Dataset records:
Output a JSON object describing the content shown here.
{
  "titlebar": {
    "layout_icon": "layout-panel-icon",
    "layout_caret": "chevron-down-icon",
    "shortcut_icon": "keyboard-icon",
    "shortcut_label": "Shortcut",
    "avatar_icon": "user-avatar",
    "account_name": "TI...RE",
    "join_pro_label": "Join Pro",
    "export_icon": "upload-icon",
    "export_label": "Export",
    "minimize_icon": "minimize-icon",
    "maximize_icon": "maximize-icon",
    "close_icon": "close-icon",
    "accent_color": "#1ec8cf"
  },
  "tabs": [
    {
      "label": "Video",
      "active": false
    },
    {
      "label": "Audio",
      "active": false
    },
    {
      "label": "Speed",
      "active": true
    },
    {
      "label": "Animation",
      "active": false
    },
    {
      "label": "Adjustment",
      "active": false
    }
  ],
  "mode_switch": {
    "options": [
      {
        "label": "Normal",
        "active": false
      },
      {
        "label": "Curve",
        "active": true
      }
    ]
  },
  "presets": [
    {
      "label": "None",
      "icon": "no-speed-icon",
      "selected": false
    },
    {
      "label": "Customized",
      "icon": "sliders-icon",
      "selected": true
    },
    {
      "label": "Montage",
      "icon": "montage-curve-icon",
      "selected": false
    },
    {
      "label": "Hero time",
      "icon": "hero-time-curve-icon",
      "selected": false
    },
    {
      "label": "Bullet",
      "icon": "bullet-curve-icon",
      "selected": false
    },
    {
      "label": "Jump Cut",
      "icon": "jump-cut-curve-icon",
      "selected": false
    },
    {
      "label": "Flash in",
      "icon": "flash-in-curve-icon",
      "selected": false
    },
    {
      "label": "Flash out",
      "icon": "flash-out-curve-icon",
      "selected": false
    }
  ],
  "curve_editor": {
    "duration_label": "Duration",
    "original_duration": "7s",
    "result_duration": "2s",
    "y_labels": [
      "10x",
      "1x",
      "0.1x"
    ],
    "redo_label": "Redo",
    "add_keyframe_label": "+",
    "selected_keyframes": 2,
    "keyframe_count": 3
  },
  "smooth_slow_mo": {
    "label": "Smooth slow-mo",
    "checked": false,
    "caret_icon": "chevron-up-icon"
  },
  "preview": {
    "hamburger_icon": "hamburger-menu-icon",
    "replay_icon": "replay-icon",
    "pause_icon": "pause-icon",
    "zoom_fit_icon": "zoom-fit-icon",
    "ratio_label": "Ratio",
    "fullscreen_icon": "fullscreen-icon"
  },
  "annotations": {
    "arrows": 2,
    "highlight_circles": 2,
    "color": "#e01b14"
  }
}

WHAT YOU SHOULD DO:
Write out every entry verbatim.

SOLUTION FOR THIS EXERCISE:
Output a JSON object describing the content shown here.
{
  "titlebar": {
    "layout_icon": "layout-panel-icon",
    "layout_caret": "chevron-down-icon",
    "shortcut_icon": "keyboard-icon",
    "shortcut_label": "Shortcut",
    "avatar_icon": "user-avatar",
    "account_name": "TI...RE",
    "join_pro_label": "Join Pro",
    "export_icon": "upload-icon",
    "export_label": "Export",
    "minimize_icon": "minimize-icon",
    "maximize_icon": "maximize-icon",
    "close_icon": "close-icon",
    "accent_color": "#1ec8cf"
  },
  "tabs": [
    {
      "label": "Video",
      "active": false
    },
    {
      "label": "Audio",
      "active": false
    },
    {
      "label": "Speed",
      "active": true
    },
    {
      "label": "Animation",
      "active": false
    },
    {
      "label": "Adjustment",
      "active": false
    }
  ],
  "mode_switch": {
    "options": [
      {
        "label": "Normal",
        "active": false
      },
      {
        "label": "Curve",
        "active": true
      }
    ]
  },
  "presets": [
    {
      "label": "None",
      "icon": "no-speed-icon",
      "selected": false
    },
    {
      "label": "Customized",
      "icon": "sliders-icon",
      "selected": true
    },
    {
      "label": "Montage",
      "icon": "montage-curve-icon",
      "selected": false
    },
    {
      "label": "Hero time",
      "icon": "hero-time-curve-icon",
      "selected": false
    },
    {
      "label": "Bullet",
      "icon": "bullet-curve-icon",
      "selected": false
    },
    {
      "label": "Jump Cut",
      "icon": "jump-cut-curve-icon",
      "selected": false
    },
    {
      "label": "Flash in",
      "icon": "flash-in-curve-icon",
      "selected": false
    },
    {
      "label": "Flash out",
      "icon": "flash-out-curve-icon",
      "selected": false
    }
  ],
  "curve_editor": {
    "duration_label": "Duration",
    "original_duration": "7s",
    "result_duration": "2s",
    "y_labels": [
      "10x",
      "1x",
      "0.1x"
    ],
    "redo_label": "Redo",
    "add_keyframe_label": "+",
    "selected_keyframes": 2,
    "keyframe_count": 3
  },
  "smooth_slow_mo": {
    "label": "Smooth slow-mo",
    "checked": false,
    "caret_icon": "chevron-up-icon"
  },
  "preview": {
    "hamburger_icon": "hamburger-menu-icon",
    "replay_icon": "replay-icon",
    "pause_icon": "pause-icon",
    "zoom_fit_icon": "zoom-fit-icon",
    "ratio_label": "Ratio",
    "fullscreen_icon": "fullscreen-icon"
  },
  "annotations": {
    "arrows": 2,
    "highlight_circles": 2,
    "color": "#e01b14"
  }
}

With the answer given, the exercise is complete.